- _WHAT TO WORK ON_
Scan the records for the word "name". Copy each line that includes it.

━━ SUPPLIED MATERIAL

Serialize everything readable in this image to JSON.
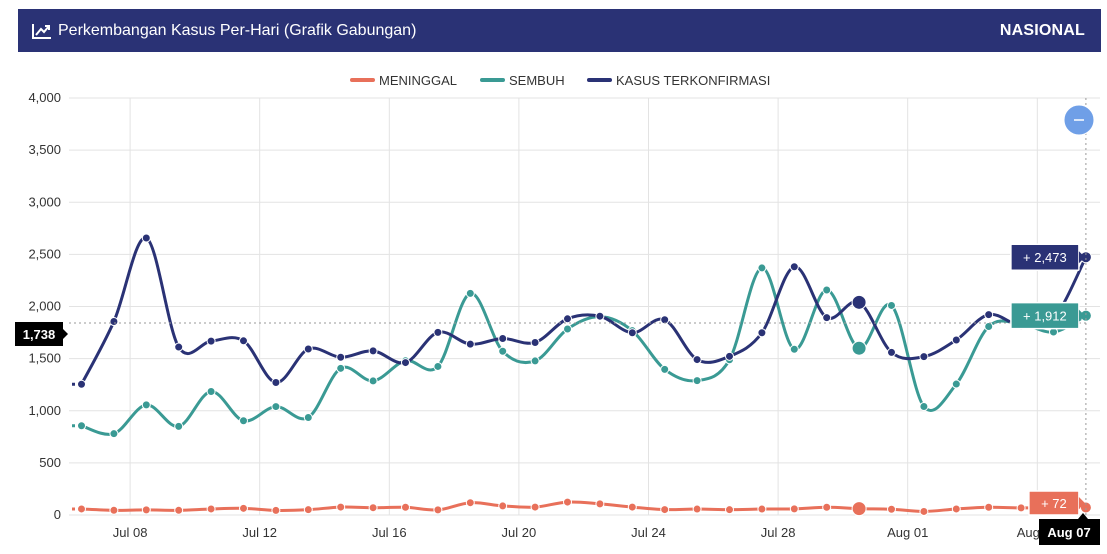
{
  "header": {
    "title": "Perkembangan Kasus Per-Hari (Grafik Gabungan)",
    "scope": "NASIONAL",
    "icon": "line-chart-icon"
  },
  "chart_data": {
    "type": "line",
    "x": [
      "Jul 07",
      "Jul 08",
      "Jul 09",
      "Jul 10",
      "Jul 11",
      "Jul 12",
      "Jul 13",
      "Jul 14",
      "Jul 15",
      "Jul 16",
      "Jul 17",
      "Jul 18",
      "Jul 19",
      "Jul 20",
      "Jul 21",
      "Jul 22",
      "Jul 23",
      "Jul 24",
      "Jul 25",
      "Jul 26",
      "Jul 27",
      "Jul 28",
      "Jul 29",
      "Jul 30",
      "Jul 31",
      "Aug 01",
      "Aug 02",
      "Aug 03",
      "Aug 04",
      "Aug 05",
      "Aug 06",
      "Aug 07"
    ],
    "x_tick_labels": [
      "Jul 08",
      "Jul 12",
      "Jul 16",
      "Jul 20",
      "Jul 24",
      "Jul 28",
      "Aug 01",
      "Aug 05"
    ],
    "series": [
      {
        "name": "MENINGGAL",
        "color": "#e8705a",
        "values": [
          58,
          45,
          49,
          45,
          58,
          64,
          44,
          51,
          76,
          70,
          74,
          49,
          118,
          87,
          76,
          124,
          107,
          76,
          52,
          57,
          51,
          57,
          59,
          74,
          61,
          55,
          34,
          58,
          74,
          68,
          70,
          72
        ]
      },
      {
        "name": "SEMBUH",
        "color": "#3a9a94",
        "values": [
          856,
          780,
          1056,
          850,
          1185,
          904,
          1040,
          935,
          1407,
          1286,
          1480,
          1425,
          2126,
          1571,
          1478,
          1784,
          1903,
          1768,
          1397,
          1289,
          1489,
          2370,
          1590,
          2158,
          1600,
          2010,
          1041,
          1256,
          1808,
          1833,
          1755,
          1912
        ]
      },
      {
        "name": "KASUS TERKONFIRMASI",
        "color": "#2a3275",
        "values": [
          1254,
          1856,
          2657,
          1611,
          1668,
          1671,
          1271,
          1592,
          1513,
          1574,
          1462,
          1752,
          1639,
          1693,
          1655,
          1882,
          1907,
          1748,
          1873,
          1491,
          1522,
          1748,
          2381,
          1893,
          2040,
          1560,
          1519,
          1679,
          1922,
          1815,
          1882,
          2473
        ]
      }
    ],
    "ylim": [
      0,
      4000
    ],
    "y_tick_labels": [
      "0",
      "500",
      "1,000",
      "1,500",
      "2,000",
      "2,500",
      "3,000",
      "3,500",
      "4,000"
    ],
    "grid": true,
    "legend_position": "top-center",
    "crosshair": {
      "y_label": "1,738",
      "x_label": "Aug 07"
    },
    "tooltips": [
      {
        "series": "KASUS TERKONFIRMASI",
        "text": "+ 2,473"
      },
      {
        "series": "SEMBUH",
        "text": "+ 1,912"
      },
      {
        "series": "MENINGGAL",
        "text": "+ 72"
      }
    ],
    "highlight_x": "Jul 31",
    "reset_button_icon": "minus-icon"
  }
}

━━━━

- _SOLUTION_
        "name": "MENINGGAL",
        "name": "SEMBUH",
        "name": "KASUS TERKONFIRMASI",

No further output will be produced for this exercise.